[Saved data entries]
— begin —

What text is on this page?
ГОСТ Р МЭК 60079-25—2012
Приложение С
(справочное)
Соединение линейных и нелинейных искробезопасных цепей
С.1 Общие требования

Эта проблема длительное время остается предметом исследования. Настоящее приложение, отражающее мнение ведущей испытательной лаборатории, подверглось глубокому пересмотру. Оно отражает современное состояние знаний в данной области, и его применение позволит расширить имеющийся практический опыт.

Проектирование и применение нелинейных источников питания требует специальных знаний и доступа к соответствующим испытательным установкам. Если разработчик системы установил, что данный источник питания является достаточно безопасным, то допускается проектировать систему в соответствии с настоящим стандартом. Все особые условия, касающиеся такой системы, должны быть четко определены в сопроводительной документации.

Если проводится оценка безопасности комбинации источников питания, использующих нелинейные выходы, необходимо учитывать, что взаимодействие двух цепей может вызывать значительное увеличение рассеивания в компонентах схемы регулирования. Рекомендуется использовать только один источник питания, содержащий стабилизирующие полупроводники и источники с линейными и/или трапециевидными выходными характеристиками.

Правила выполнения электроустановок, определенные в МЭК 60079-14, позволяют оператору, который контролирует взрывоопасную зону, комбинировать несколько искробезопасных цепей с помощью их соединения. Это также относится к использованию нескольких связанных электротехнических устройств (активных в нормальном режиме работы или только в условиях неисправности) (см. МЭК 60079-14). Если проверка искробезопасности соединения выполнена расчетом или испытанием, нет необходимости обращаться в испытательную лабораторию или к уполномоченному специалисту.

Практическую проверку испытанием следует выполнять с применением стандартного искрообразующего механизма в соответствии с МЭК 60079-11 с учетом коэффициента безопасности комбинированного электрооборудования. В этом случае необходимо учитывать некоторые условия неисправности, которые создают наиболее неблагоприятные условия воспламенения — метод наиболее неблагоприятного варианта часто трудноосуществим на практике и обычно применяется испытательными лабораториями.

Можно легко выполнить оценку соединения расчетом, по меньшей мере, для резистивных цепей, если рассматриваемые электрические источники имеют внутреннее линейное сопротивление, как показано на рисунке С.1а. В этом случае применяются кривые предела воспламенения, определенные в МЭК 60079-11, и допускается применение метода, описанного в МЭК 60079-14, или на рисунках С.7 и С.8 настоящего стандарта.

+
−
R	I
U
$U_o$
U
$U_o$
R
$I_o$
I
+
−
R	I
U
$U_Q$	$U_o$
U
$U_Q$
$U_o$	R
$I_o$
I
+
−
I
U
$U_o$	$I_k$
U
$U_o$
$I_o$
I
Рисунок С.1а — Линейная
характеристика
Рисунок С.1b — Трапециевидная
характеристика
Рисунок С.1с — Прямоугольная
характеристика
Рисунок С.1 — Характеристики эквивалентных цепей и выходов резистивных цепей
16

— end —

AIM OF THE EXERCISE:
Identify each line containing the string "Рисунок" and copy it out.

OUTPUT FOR THIS TASK:
Рисунок С.1а — Линейная
Рисунок С.1b — Трапециевидная
Рисунок С.1с — Прямоугольная
Рисунок С.1 — Характеристики эквивалентных цепей и выходов резистивных цепей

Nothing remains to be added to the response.